▶ _PROBLEM DESCRIPTION_: Repeat every record below exactly as it appears.

[Entries with figure data]
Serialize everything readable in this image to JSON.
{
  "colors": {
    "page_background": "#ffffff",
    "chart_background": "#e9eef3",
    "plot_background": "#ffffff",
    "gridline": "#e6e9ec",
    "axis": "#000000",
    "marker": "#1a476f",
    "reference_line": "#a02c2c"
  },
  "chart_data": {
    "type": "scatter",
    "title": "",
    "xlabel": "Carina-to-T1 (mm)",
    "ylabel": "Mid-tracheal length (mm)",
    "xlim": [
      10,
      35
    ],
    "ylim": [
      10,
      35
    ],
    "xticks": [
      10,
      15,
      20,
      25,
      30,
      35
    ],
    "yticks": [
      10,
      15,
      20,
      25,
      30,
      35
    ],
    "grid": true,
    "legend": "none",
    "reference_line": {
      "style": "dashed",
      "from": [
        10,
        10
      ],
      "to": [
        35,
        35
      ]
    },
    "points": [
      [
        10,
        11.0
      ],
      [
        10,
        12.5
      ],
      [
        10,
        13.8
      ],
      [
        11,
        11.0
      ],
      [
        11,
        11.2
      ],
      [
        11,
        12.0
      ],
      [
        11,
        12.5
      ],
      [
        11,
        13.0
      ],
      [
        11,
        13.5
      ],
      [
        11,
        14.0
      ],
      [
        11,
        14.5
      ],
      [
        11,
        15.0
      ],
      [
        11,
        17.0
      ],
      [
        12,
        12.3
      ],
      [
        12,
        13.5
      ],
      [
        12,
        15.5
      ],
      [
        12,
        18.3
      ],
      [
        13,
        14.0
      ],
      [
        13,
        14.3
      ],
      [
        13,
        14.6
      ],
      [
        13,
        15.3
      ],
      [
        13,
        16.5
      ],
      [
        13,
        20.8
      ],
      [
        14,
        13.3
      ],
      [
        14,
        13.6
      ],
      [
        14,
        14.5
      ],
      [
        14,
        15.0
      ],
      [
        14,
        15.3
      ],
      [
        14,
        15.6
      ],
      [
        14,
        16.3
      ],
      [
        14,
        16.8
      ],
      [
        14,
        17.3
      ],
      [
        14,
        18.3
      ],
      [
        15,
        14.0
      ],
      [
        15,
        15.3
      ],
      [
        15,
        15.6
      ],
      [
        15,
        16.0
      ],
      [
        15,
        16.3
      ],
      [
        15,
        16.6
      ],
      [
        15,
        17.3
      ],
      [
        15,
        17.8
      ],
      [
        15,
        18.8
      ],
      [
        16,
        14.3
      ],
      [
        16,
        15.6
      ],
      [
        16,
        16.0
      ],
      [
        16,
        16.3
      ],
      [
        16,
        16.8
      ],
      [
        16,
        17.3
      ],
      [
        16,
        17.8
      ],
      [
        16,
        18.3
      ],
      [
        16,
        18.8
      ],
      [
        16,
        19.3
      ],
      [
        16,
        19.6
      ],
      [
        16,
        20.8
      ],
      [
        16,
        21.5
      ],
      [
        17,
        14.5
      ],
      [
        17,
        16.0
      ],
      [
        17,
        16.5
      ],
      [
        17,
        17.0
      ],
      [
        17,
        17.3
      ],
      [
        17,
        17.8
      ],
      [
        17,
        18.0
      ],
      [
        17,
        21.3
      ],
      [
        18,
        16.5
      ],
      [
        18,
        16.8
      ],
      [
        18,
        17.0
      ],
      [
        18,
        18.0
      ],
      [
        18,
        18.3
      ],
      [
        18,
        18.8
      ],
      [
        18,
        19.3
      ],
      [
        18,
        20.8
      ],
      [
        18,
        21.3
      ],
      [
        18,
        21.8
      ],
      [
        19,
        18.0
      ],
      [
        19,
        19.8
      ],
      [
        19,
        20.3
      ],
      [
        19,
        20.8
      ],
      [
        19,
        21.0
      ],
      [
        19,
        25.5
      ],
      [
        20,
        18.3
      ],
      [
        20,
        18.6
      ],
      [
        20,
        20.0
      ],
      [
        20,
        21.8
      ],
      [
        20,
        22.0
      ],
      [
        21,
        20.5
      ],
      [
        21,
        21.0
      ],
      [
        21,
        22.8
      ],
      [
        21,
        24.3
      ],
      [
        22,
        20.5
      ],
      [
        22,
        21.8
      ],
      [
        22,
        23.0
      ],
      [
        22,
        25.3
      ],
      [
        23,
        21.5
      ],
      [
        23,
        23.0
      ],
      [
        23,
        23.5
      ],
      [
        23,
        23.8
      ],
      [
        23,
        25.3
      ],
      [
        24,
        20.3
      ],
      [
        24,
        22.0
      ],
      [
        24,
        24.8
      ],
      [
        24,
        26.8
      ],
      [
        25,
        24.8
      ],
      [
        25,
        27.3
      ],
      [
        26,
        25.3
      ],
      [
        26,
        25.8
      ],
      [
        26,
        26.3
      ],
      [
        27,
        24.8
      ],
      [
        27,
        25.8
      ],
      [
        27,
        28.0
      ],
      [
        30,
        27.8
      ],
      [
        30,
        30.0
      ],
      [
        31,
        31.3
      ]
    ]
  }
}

▶ _OUTPUT OF THE TASK_:
Serialize everything readable in this image to JSON.
{
  "colors": {
    "page_background": "#ffffff",
    "chart_background": "#e9eef3",
    "plot_background": "#ffffff",
    "gridline": "#e6e9ec",
    "axis": "#000000",
    "marker": "#1a476f",
    "reference_line": "#a02c2c"
  },
  "chart_data": {
    "type": "scatter",
    "title": "",
    "xlabel": "Carina-to-T1 (mm)",
    "ylabel": "Mid-tracheal length (mm)",
    "xlim": [
      10,
      35
    ],
    "ylim": [
      10,
      35
    ],
    "xticks": [
      10,
      15,
      20,
      25,
      30,
      35
    ],
    "yticks": [
      10,
      15,
      20,
      25,
      30,
      35
    ],
    "grid": true,
    "legend": "none",
    "reference_line": {
      "style": "dashed",
      "from": [
        10,
        10
      ],
      "to": [
        35,
        35
      ]
    },
    "points": [
      [
        10,
        11.0
      ],
      [
        10,
        12.5
      ],
      [
        10,
        13.8
      ],
      [
        11,
        11.0
      ],
      [
        11,
        11.2
      ],
      [
        11,
        12.0
      ],
      [
        11,
        12.5
      ],
      [
        11,
        13.0
      ],
      [
        11,
        13.5
      ],
      [
        11,
        14.0
      ],
      [
        11,
        14.5
      ],
      [
        11,
        15.0
      ],
      [
        11,
        17.0
      ],
      [
        12,
        12.3
      ],
      [
        12,
        13.5
      ],
      [
        12,
        15.5
      ],
      [
        12,
        18.3
      ],
      [
        13,
        14.0
      ],
      [
        13,
        14.3
      ],
      [
        13,
        14.6
      ],
      [
        13,
        15.3
      ],
      [
        13,
        16.5
      ],
      [
        13,
        20.8
      ],
      [
        14,
        13.3
      ],
      [
        14,
        13.6
      ],
      [
        14,
        14.5
      ],
      [
        14,
        15.0
      ],
      [
        14,
        15.3
      ],
      [
        14,
        15.6
      ],
      [
        14,
        16.3
      ],
      [
        14,
        16.8
      ],
      [
        14,
        17.3
      ],
      [
        14,
        18.3
      ],
      [
        15,
        14.0
      ],
      [
        15,
        15.3
      ],
      [
        15,
        15.6
      ],
      [
        15,
        16.0
      ],
      [
        15,
        16.3
      ],
      [
        15,
        16.6
      ],
      [
        15,
        17.3
      ],
      [
        15,
        17.8
      ],
      [
        15,
        18.8
      ],
      [
        16,
        14.3
      ],
      [
        16,
        15.6
      ],
      [
        16,
        16.0
      ],
      [
        16,
        16.3
      ],
      [
        16,
        16.8
      ],
      [
        16,
        17.3
      ],
      [
        16,
        17.8
      ],
      [
        16,
        18.3
      ],
      [
        16,
        18.8
      ],
      [
        16,
        19.3
      ],
      [
        16,
        19.6
      ],
      [
        16,
        20.8
      ],
      [
        16,
        21.5
      ],
      [
        17,
        14.5
      ],
      [
        17,
        16.0
      ],
      [
        17,
        16.5
      ],
      [
        17,
        17.0
      ],
      [
        17,
        17.3
      ],
      [
        17,
        17.8
      ],
      [
        17,
        18.0
      ],
      [
        17,
        21.3
      ],
      [
        18,
        16.5
      ],
      [
        18,
        16.8
      ],
      [
        18,
        17.0
      ],
      [
        18,
        18.0
      ],
      [
        18,
        18.3
      ],
      [
        18,
        18.8
      ],
      [
        18,
        19.3
      ],
      [
        18,
        20.8
      ],
      [
        18,
        21.3
      ],
      [
        18,
        21.8
      ],
      [
        19,
        18.0
      ],
      [
        19,
        19.8
      ],
      [
        19,
        20.3
      ],
      [
        19,
        20.8
      ],
      [
        19,
        21.0
      ],
      [
        19,
        25.5
      ],
      [
        20,
        18.3
      ],
      [
        20,
        18.6
      ],
      [
        20,
        20.0
      ],
      [
        20,
        21.8
      ],
      [
        20,
        22.0
      ],
      [
        21,
        20.5
      ],
      [
        21,
        21.0
      ],
      [
        21,
        22.8
      ],
      [
        21,
        24.3
      ],
      [
        22,
        20.5
      ],
      [
        22,
        21.8
      ],
      [
        22,
        23.0
      ],
      [
        22,
        25.3
      ],
      [
        23,
        21.5
      ],
      [
        23,
        23.0
      ],
      [
        23,
        23.5
      ],
      [
        23,
        23.8
      ],
      [
        23,
        25.3
      ],
      [
        24,
        20.3
      ],
      [
        24,
        22.0
      ],
      [
        24,
        24.8
      ],
      [
        24,
        26.8
      ],
      [
        25,
        24.8
      ],
      [
        25,
        27.3
      ],
      [
        26,
        25.3
      ],
      [
        26,
        25.8
      ],
      [
        26,
        26.3
      ],
      [
        27,
        24.8
      ],
      [
        27,
        25.8
      ],
      [
        27,
        28.0
      ],
      [
        30,
        27.8
      ],
      [
        30,
        30.0
      ],
      [
        31,
        31.3
      ]
    ]
  }
}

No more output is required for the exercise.